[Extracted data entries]
____________________

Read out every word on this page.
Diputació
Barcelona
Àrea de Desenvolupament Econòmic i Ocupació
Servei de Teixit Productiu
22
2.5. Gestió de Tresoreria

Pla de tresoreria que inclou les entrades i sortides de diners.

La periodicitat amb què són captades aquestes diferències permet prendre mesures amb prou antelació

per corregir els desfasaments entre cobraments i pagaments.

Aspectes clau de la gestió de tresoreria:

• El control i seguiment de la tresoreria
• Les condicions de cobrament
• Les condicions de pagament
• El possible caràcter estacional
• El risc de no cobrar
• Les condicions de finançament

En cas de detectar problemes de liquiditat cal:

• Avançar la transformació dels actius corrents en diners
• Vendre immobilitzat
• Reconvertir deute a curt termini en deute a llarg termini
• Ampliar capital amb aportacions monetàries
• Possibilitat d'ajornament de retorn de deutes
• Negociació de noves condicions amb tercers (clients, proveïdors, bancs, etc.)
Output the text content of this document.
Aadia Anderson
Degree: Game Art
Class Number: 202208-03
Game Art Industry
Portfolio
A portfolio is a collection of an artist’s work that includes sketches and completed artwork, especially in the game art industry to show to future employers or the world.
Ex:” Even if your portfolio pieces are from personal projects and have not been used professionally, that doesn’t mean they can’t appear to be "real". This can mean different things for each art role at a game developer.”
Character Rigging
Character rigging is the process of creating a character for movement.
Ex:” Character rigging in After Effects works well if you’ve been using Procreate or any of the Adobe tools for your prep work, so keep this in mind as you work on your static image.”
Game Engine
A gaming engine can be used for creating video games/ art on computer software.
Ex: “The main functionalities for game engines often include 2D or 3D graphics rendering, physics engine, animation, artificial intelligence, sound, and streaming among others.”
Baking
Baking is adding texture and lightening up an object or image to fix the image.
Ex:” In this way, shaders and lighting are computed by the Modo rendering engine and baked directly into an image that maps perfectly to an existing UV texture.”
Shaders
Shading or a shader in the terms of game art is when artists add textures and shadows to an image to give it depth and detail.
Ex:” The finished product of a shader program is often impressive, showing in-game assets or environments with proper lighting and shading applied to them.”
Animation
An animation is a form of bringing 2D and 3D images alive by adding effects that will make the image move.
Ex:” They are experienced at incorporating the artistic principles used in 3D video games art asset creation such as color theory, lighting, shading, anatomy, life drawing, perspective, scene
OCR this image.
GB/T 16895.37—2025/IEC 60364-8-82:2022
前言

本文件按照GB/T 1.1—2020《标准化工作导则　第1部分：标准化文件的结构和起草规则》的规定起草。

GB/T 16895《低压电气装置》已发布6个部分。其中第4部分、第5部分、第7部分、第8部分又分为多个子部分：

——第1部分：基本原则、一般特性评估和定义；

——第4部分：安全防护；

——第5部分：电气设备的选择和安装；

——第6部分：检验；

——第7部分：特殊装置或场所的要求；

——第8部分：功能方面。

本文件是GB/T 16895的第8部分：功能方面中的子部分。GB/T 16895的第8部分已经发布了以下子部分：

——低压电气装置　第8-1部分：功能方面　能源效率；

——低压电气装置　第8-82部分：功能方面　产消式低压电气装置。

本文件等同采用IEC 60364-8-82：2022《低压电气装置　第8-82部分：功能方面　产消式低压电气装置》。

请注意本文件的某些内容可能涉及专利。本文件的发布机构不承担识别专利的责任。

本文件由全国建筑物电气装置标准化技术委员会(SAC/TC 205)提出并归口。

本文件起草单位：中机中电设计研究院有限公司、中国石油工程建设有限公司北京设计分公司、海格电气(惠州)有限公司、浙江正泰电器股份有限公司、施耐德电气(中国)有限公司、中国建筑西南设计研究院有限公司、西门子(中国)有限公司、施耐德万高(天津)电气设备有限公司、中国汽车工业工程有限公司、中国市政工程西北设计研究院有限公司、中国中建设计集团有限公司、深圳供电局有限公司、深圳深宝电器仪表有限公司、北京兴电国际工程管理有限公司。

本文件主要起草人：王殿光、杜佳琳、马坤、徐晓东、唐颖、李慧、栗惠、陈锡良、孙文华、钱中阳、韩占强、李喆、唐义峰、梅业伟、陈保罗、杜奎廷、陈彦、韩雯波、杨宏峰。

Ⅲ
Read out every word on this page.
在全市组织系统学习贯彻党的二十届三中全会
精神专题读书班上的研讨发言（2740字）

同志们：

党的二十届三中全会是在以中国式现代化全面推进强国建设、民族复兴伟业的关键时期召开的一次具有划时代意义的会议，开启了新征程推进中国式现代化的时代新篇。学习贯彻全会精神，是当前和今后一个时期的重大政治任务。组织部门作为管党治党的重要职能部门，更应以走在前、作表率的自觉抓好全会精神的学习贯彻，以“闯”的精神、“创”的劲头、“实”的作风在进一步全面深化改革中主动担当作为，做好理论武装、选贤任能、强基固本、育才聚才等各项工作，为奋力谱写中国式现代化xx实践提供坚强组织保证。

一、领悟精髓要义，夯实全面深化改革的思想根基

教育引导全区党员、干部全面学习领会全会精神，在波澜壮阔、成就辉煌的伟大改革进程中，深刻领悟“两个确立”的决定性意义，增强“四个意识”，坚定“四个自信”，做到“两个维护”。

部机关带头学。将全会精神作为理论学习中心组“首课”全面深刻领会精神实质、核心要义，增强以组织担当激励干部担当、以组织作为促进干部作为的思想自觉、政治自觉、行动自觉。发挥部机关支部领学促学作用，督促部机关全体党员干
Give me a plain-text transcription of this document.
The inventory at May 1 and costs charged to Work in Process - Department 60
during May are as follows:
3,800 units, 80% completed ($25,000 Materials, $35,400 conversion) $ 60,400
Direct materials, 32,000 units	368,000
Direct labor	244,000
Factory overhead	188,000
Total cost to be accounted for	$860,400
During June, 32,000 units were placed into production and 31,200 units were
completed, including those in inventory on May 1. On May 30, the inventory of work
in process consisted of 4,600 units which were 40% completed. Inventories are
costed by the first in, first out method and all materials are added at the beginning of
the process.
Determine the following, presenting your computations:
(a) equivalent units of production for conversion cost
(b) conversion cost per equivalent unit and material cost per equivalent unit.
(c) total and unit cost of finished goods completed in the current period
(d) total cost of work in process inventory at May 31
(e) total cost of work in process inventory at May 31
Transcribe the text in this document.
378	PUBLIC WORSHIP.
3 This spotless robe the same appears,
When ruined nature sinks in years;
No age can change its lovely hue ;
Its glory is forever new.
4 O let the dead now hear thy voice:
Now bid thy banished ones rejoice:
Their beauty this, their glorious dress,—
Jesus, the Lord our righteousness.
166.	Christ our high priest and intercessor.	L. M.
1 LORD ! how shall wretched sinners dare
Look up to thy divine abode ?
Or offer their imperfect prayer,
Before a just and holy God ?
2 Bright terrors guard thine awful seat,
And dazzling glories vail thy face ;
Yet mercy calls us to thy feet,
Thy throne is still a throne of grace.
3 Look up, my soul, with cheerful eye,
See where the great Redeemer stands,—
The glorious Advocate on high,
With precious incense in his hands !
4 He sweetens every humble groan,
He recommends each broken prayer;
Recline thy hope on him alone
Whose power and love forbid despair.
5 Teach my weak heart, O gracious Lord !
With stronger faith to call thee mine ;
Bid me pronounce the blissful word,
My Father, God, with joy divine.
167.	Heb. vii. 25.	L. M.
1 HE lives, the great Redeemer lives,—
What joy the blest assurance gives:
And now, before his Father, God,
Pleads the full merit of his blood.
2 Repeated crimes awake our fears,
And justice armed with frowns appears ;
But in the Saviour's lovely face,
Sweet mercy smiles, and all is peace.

____________________

● TO BE DONE
Write out every record shown above, word for word.

● TASK SOLUTION
Read out every word on this page.
Diputació
Barcelona
Àrea de Desenvolupament Econòmic i Ocupació
Servei de Teixit Productiu
22
2.5. Gestió de Tresoreria

Pla de tresoreria que inclou les entrades i sortides de diners.

La periodicitat amb què són captades aquestes diferències permet prendre mesures amb prou antelació

per corregir els desfasaments entre cobraments i pagaments.

Aspectes clau de la gestió de tresoreria:

• El control i seguiment de la tresoreria
• Les condicions de cobrament
• Les condicions de pagament
• El possible caràcter estacional
• El risc de no cobrar
• Les condicions de finançament

En cas de detectar problemes de liquiditat cal:

• Avançar la transformació dels actius corrents en diners
• Vendre immobilitzat
• Reconvertir deute a curt termini en deute a llarg termini
• Ampliar capital amb aportacions monetàries
• Possibilitat d'ajornament de retorn de deutes
• Negociació de noves condicions amb tercers (clients, proveïdors, bancs, etc.)
Output the text content of this document.
Aadia Anderson
Degree: Game Art
Class Number: 202208-03
Game Art Industry
Portfolio
A portfolio is a collection of an artist’s work that includes sketches and completed artwork, especially in the game art industry to show to future employers or the world.
Ex:” Even if your portfolio pieces are from personal projects and have not been used professionally, that doesn’t mean they can’t appear to be "real". This can mean different things for each art role at a game developer.”
Character Rigging
Character rigging is the process of creating a character for movement.
Ex:” Character rigging in After Effects works well if you’ve been using Procreate or any of the Adobe tools for your prep work, so keep this in mind as you work on your static image.”
Game Engine
A gaming engine can be used for creating video games/ art on computer software.
Ex: “The main functionalities for game engines often include 2D or 3D graphics rendering, physics engine, animation, artificial intelligence, sound, and streaming among others.”
Baking
Baking is adding texture and lightening up an object or image to fix the image.
Ex:” In this way, shaders and lighting are computed by the Modo rendering engine and baked directly into an image that maps perfectly to an existing UV texture.”
Shaders
Shading or a shader in the terms of game art is when artists add textures and shadows to an image to give it depth and detail.
Ex:” The finished product of a shader program is often impressive, showing in-game assets or environments with proper lighting and shading applied to them.”
Animation
An animation is a form of bringing 2D and 3D images alive by adding effects that will make the image move.
Ex:” They are experienced at incorporating the artistic principles used in 3D video games art asset creation such as color theory, lighting, shading, anatomy, life drawing, perspective, scene
OCR this image.
GB/T 16895.37—2025/IEC 60364-8-82:2022
前言

本文件按照GB/T 1.1—2020《标准化工作导则　第1部分：标准化文件的结构和起草规则》的规定起草。

GB/T 16895《低压电气装置》已发布6个部分。其中第4部分、第5部分、第7部分、第8部分又分为多个子部分：

——第1部分：基本原则、一般特性评估和定义；

——第4部分：安全防护；

——第5部分：电气设备的选择和安装；

——第6部分：检验；

——第7部分：特殊装置或场所的要求；

——第8部分：功能方面。

本文件是GB/T 16895的第8部分：功能方面中的子部分。GB/T 16895的第8部分已经发布了以下子部分：

——低压电气装置　第8-1部分：功能方面　能源效率；

——低压电气装置　第8-82部分：功能方面　产消式低压电气装置。

本文件等同采用IEC 60364-8-82：2022《低压电气装置　第8-82部分：功能方面　产消式低压电气装置》。

请注意本文件的某些内容可能涉及专利。本文件的发布机构不承担识别专利的责任。

本文件由全国建筑物电气装置标准化技术委员会(SAC/TC 205)提出并归口。

本文件起草单位：中机中电设计研究院有限公司、中国石油工程建设有限公司北京设计分公司、海格电气(惠州)有限公司、浙江正泰电器股份有限公司、施耐德电气(中国)有限公司、中国建筑西南设计研究院有限公司、西门子(中国)有限公司、施耐德万高(天津)电气设备有限公司、中国汽车工业工程有限公司、中国市政工程西北设计研究院有限公司、中国中建设计集团有限公司、深圳供电局有限公司、深圳深宝电器仪表有限公司、北京兴电国际工程管理有限公司。

本文件主要起草人：王殿光、杜佳琳、马坤、徐晓东、唐颖、李慧、栗惠、陈锡良、孙文华、钱中阳、韩占强、李喆、唐义峰、梅业伟、陈保罗、杜奎廷、陈彦、韩雯波、杨宏峰。

Ⅲ
Read out every word on this page.
在全市组织系统学习贯彻党的二十届三中全会
精神专题读书班上的研讨发言（2740字）

同志们：

党的二十届三中全会是在以中国式现代化全面推进强国建设、民族复兴伟业的关键时期召开的一次具有划时代意义的会议，开启了新征程推进中国式现代化的时代新篇。学习贯彻全会精神，是当前和今后一个时期的重大政治任务。组织部门作为管党治党的重要职能部门，更应以走在前、作表率的自觉抓好全会精神的学习贯彻，以“闯”的精神、“创”的劲头、“实”的作风在进一步全面深化改革中主动担当作为，做好理论武装、选贤任能、强基固本、育才聚才等各项工作，为奋力谱写中国式现代化xx实践提供坚强组织保证。

一、领悟精髓要义，夯实全面深化改革的思想根基

教育引导全区党员、干部全面学习领会全会精神，在波澜壮阔、成就辉煌的伟大改革进程中，深刻领悟“两个确立”的决定性意义，增强“四个意识”，坚定“四个自信”，做到“两个维护”。

部机关带头学。将全会精神作为理论学习中心组“首课”全面深刻领会精神实质、核心要义，增强以组织担当激励干部担当、以组织作为促进干部作为的思想自觉、政治自觉、行动自觉。发挥部机关支部领学促学作用，督促部机关全体党员干
Give me a plain-text transcription of this document.
The inventory at May 1 and costs charged to Work in Process - Department 60
during May are as follows:
3,800 units, 80% completed ($25,000 Materials, $35,400 conversion) $ 60,400
Direct materials, 32,000 units	368,000
Direct labor	244,000
Factory overhead	188,000
Total cost to be accounted for	$860,400
During June, 32,000 units were placed into production and 31,200 units were
completed, including those in inventory on May 1. On May 30, the inventory of work
in process consisted of 4,600 units which were 40% completed. Inventories are
costed by the first in, first out method and all materials are added at the beginning of
the process.
Determine the following, presenting your computations:
(a) equivalent units of production for conversion cost
(b) conversion cost per equivalent unit and material cost per equivalent unit.
(c) total and unit cost of finished goods completed in the current period
(d) total cost of work in process inventory at May 31
(e) total cost of work in process inventory at May 31
Transcribe the text in this document.
378	PUBLIC WORSHIP.
3 This spotless robe the same appears,
When ruined nature sinks in years;
No age can change its lovely hue ;
Its glory is forever new.
4 O let the dead now hear thy voice:
Now bid thy banished ones rejoice:
Their beauty this, their glorious dress,—
Jesus, the Lord our righteousness.
166.	Christ our high priest and intercessor.	L. M.
1 LORD ! how shall wretched sinners dare
Look up to thy divine abode ?
Or offer their imperfect prayer,
Before a just and holy God ?
2 Bright terrors guard thine awful seat,
And dazzling glories vail thy face ;
Yet mercy calls us to thy feet,
Thy throne is still a throne of grace.
3 Look up, my soul, with cheerful eye,
See where the great Redeemer stands,—
The glorious Advocate on high,
With precious incense in his hands !
4 He sweetens every humble groan,
He recommends each broken prayer;
Recline thy hope on him alone
Whose power and love forbid despair.
5 Teach my weak heart, O gracious Lord !
With stronger faith to call thee mine ;
Bid me pronounce the blissful word,
My Father, God, with joy divine.
167.	Heb. vii. 25.	L. M.
1 HE lives, the great Redeemer lives,—
What joy the blest assurance gives:
And now, before his Father, God,
Pleads the full merit of his blood.
2 Repeated crimes awake our fears,
And justice armed with frowns appears ;
But in the Saviour's lovely face,
Sweet mercy smiles, and all is peace.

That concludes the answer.